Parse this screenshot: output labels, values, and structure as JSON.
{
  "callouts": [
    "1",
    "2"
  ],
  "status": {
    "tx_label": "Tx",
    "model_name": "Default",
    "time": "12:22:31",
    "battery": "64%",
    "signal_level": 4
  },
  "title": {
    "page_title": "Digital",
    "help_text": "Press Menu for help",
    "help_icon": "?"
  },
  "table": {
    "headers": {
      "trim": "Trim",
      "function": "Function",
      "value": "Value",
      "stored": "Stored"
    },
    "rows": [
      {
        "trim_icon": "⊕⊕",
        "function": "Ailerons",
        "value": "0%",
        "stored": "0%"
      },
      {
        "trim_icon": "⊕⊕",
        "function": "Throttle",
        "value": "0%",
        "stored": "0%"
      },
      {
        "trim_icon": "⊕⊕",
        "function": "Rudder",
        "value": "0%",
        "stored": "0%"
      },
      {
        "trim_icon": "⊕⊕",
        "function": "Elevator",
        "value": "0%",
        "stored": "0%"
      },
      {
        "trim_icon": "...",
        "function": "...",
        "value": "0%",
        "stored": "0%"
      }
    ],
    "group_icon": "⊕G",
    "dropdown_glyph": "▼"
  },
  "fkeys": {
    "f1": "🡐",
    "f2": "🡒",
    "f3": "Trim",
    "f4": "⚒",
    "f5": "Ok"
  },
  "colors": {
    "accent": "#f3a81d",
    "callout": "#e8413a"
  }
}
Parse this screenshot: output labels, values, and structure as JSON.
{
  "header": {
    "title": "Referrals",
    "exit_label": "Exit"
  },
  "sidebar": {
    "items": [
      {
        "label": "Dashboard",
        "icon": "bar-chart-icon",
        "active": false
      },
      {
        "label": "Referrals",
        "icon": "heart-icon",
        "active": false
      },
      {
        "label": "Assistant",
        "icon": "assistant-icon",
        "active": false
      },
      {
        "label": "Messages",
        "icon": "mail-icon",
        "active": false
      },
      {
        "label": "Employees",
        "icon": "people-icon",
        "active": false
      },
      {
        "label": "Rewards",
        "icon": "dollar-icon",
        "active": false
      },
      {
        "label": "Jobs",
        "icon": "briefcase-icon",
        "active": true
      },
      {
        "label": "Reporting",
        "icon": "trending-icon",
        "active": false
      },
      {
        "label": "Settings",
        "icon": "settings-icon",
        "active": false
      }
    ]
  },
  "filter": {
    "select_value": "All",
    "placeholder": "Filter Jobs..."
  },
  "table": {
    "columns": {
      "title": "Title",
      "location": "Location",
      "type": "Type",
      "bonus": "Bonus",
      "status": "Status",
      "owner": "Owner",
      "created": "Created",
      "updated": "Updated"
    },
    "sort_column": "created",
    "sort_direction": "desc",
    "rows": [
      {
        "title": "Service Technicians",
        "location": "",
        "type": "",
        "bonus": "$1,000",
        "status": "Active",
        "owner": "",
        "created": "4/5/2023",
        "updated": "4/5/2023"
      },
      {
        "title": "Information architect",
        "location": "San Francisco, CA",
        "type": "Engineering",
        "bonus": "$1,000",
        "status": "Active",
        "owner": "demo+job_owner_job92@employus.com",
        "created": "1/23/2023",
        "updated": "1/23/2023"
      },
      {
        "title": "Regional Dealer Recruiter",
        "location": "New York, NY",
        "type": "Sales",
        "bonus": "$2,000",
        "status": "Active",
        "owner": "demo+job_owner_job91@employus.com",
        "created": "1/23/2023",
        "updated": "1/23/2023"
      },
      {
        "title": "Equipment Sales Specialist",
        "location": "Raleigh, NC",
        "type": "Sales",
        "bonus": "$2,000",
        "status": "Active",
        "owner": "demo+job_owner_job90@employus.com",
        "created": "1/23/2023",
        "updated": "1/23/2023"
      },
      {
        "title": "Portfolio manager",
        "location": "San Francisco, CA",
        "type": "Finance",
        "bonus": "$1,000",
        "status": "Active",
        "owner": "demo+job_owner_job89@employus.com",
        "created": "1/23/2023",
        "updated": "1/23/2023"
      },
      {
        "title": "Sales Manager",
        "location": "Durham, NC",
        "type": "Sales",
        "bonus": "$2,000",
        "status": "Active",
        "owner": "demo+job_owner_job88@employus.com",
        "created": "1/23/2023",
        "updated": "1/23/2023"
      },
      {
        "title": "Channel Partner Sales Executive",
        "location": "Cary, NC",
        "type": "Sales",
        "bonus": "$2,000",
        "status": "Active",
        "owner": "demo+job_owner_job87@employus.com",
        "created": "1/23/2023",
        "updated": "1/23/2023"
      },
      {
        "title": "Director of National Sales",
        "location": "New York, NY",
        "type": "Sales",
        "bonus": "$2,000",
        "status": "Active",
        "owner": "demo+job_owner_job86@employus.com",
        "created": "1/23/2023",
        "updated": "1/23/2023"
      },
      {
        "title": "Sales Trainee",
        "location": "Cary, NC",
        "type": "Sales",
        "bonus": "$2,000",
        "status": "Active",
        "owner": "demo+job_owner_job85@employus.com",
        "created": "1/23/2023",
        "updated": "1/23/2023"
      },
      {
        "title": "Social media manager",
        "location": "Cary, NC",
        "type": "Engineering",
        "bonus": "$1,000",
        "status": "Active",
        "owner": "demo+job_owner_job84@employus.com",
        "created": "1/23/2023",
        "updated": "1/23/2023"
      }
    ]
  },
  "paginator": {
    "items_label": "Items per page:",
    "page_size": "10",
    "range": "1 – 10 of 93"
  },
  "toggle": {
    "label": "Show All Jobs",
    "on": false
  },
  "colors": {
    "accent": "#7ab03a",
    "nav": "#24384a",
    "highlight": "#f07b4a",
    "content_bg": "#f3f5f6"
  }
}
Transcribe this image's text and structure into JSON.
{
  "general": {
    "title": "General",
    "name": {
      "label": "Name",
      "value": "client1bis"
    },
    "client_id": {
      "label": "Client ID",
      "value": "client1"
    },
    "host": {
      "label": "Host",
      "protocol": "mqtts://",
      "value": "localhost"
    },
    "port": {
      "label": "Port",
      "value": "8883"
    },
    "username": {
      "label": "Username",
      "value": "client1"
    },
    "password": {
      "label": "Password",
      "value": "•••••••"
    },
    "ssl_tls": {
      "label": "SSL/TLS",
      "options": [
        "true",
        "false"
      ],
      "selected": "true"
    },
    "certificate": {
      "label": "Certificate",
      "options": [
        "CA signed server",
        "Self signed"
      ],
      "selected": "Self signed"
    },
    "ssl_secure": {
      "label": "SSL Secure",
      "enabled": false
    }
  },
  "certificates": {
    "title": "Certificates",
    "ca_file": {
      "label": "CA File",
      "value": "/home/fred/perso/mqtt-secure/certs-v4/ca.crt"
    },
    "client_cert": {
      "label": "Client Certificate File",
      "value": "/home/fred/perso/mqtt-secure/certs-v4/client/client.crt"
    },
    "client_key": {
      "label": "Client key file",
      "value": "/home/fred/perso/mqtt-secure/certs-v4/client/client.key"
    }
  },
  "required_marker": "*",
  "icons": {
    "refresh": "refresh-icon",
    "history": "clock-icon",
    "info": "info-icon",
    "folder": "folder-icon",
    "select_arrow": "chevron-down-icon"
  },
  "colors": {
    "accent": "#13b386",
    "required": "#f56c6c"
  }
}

+++++

What to work on → The records above should be duplicated in full, exactly as given.

Exercise response →
Parse this screenshot: output labels, values, and structure as JSON.
{
  "callouts": [
    "1",
    "2"
  ],
  "status": {
    "tx_label": "Tx",
    "model_name": "Default",
    "time": "12:22:31",
    "battery": "64%",
    "signal_level": 4
  },
  "title": {
    "page_title": "Digital",
    "help_text": "Press Menu for help",
    "help_icon": "?"
  },
  "table": {
    "headers": {
      "trim": "Trim",
      "function": "Function",
      "value": "Value",
      "stored": "Stored"
    },
    "rows": [
      {
        "trim_icon": "⊕⊕",
        "function": "Ailerons",
        "value": "0%",
        "stored": "0%"
      },
      {
        "trim_icon": "⊕⊕",
        "function": "Throttle",
        "value": "0%",
        "stored": "0%"
      },
      {
        "trim_icon": "⊕⊕",
        "function": "Rudder",
        "value": "0%",
        "stored": "0%"
      },
      {
        "trim_icon": "⊕⊕",
        "function": "Elevator",
        "value": "0%",
        "stored": "0%"
      },
      {
        "trim_icon": "...",
        "function": "...",
        "value": "0%",
        "stored": "0%"
      }
    ],
    "group_icon": "⊕G",
    "dropdown_glyph": "▼"
  },
  "fkeys": {
    "f1": "🡐",
    "f2": "🡒",
    "f3": "Trim",
    "f4": "⚒",
    "f5": "Ok"
  },
  "colors": {
    "accent": "#f3a81d",
    "callout": "#e8413a"
  }
}
Parse this screenshot: output labels, values, and structure as JSON.
{
  "header": {
    "title": "Referrals",
    "exit_label": "Exit"
  },
  "sidebar": {
    "items": [
      {
        "label": "Dashboard",
        "icon": "bar-chart-icon",
        "active": false
      },
      {
        "label": "Referrals",
        "icon": "heart-icon",
        "active": false
      },
      {
        "label": "Assistant",
        "icon": "assistant-icon",
        "active": false
      },
      {
        "label": "Messages",
        "icon": "mail-icon",
        "active": false
      },
      {
        "label": "Employees",
        "icon": "people-icon",
        "active": false
      },
      {
        "label": "Rewards",
        "icon": "dollar-icon",
        "active": false
      },
      {
        "label": "Jobs",
        "icon": "briefcase-icon",
        "active": true
      },
      {
        "label": "Reporting",
        "icon": "trending-icon",
        "active": false
      },
      {
        "label": "Settings",
        "icon": "settings-icon",
        "active": false
      }
    ]
  },
  "filter": {
    "select_value": "All",
    "placeholder": "Filter Jobs..."
  },
  "table": {
    "columns": {
      "title": "Title",
      "location": "Location",
      "type": "Type",
      "bonus": "Bonus",
      "status": "Status",
      "owner": "Owner",
      "created": "Created",
      "updated": "Updated"
    },
    "sort_column": "created",
    "sort_direction": "desc",
    "rows": [
      {
        "title": "Service Technicians",
        "location": "",
        "type": "",
        "bonus": "$1,000",
        "status": "Active",
        "owner": "",
        "created": "4/5/2023",
        "updated": "4/5/2023"
      },
      {
        "title": "Information architect",
        "location": "San Francisco, CA",
        "type": "Engineering",
        "bonus": "$1,000",
        "status": "Active",
        "owner": "demo+job_owner_job92@employus.com",
        "created": "1/23/2023",
        "updated": "1/23/2023"
      },
      {
        "title": "Regional Dealer Recruiter",
        "location": "New York, NY",
        "type": "Sales",
        "bonus": "$2,000",
        "status": "Active",
        "owner": "demo+job_owner_job91@employus.com",
        "created": "1/23/2023",
        "updated": "1/23/2023"
      },
      {
        "title": "Equipment Sales Specialist",
        "location": "Raleigh, NC",
        "type": "Sales",
        "bonus": "$2,000",
        "status": "Active",
        "owner": "demo+job_owner_job90@employus.com",
        "created": "1/23/2023",
        "updated": "1/23/2023"
      },
      {
        "title": "Portfolio manager",
        "location": "San Francisco, CA",
        "type": "Finance",
        "bonus": "$1,000",
        "status": "Active",
        "owner": "demo+job_owner_job89@employus.com",
        "created": "1/23/2023",
        "updated": "1/23/2023"
      },
      {
        "title": "Sales Manager",
        "location": "Durham, NC",
        "type": "Sales",
        "bonus": "$2,000",
        "status": "Active",
        "owner": "demo+job_owner_job88@employus.com",
        "created": "1/23/2023",
        "updated": "1/23/2023"
      },
      {
        "title": "Channel Partner Sales Executive",
        "location": "Cary, NC",
        "type": "Sales",
        "bonus": "$2,000",
        "status": "Active",
        "owner": "demo+job_owner_job87@employus.com",
        "created": "1/23/2023",
        "updated": "1/23/2023"
      },
      {
        "title": "Director of National Sales",
        "location": "New York, NY",
        "type": "Sales",
        "bonus": "$2,000",
        "status": "Active",
        "owner": "demo+job_owner_job86@employus.com",
        "created": "1/23/2023",
        "updated": "1/23/2023"
      },
      {
        "title": "Sales Trainee",
        "location": "Cary, NC",
        "type": "Sales",
        "bonus": "$2,000",
        "status": "Active",
        "owner": "demo+job_owner_job85@employus.com",
        "created": "1/23/2023",
        "updated": "1/23/2023"
      },
      {
        "title": "Social media manager",
        "location": "Cary, NC",
        "type": "Engineering",
        "bonus": "$1,000",
        "status": "Active",
        "owner": "demo+job_owner_job84@employus.com",
        "created": "1/23/2023",
        "updated": "1/23/2023"
      }
    ]
  },
  "paginator": {
    "items_label": "Items per page:",
    "page_size": "10",
    "range": "1 – 10 of 93"
  },
  "toggle": {
    "label": "Show All Jobs",
    "on": false
  },
  "colors": {
    "accent": "#7ab03a",
    "nav": "#24384a",
    "highlight": "#f07b4a",
    "content_bg": "#f3f5f6"
  }
}
Transcribe this image's text and structure into JSON.
{
  "general": {
    "title": "General",
    "name": {
      "label": "Name",
      "value": "client1bis"
    },
    "client_id": {
      "label": "Client ID",
      "value": "client1"
    },
    "host": {
      "label": "Host",
      "protocol": "mqtts://",
      "value": "localhost"
    },
    "port": {
      "label": "Port",
      "value": "8883"
    },
    "username": {
      "label": "Username",
      "value": "client1"
    },
    "password": {
      "label": "Password",
      "value": "•••••••"
    },
    "ssl_tls": {
      "label": "SSL/TLS",
      "options": [
        "true",
        "false"
      ],
      "selected": "true"
    },
    "certificate": {
      "label": "Certificate",
      "options": [
        "CA signed server",
        "Self signed"
      ],
      "selected": "Self signed"
    },
    "ssl_secure": {
      "label": "SSL Secure",
      "enabled": false
    }
  },
  "certificates": {
    "title": "Certificates",
    "ca_file": {
      "label": "CA File",
      "value": "/home/fred/perso/mqtt-secure/certs-v4/ca.crt"
    },
    "client_cert": {
      "label": "Client Certificate File",
      "value": "/home/fred/perso/mqtt-secure/certs-v4/client/client.crt"
    },
    "client_key": {
      "label": "Client key file",
      "value": "/home/fred/perso/mqtt-secure/certs-v4/client/client.key"
    }
  },
  "required_marker": "*",
  "icons": {
    "refresh": "refresh-icon",
    "history": "clock-icon",
    "info": "info-icon",
    "folder": "folder-icon",
    "select_arrow": "chevron-down-icon"
  },
  "colors": {
    "accent": "#13b386",
    "required": "#f56c6c"
  }
}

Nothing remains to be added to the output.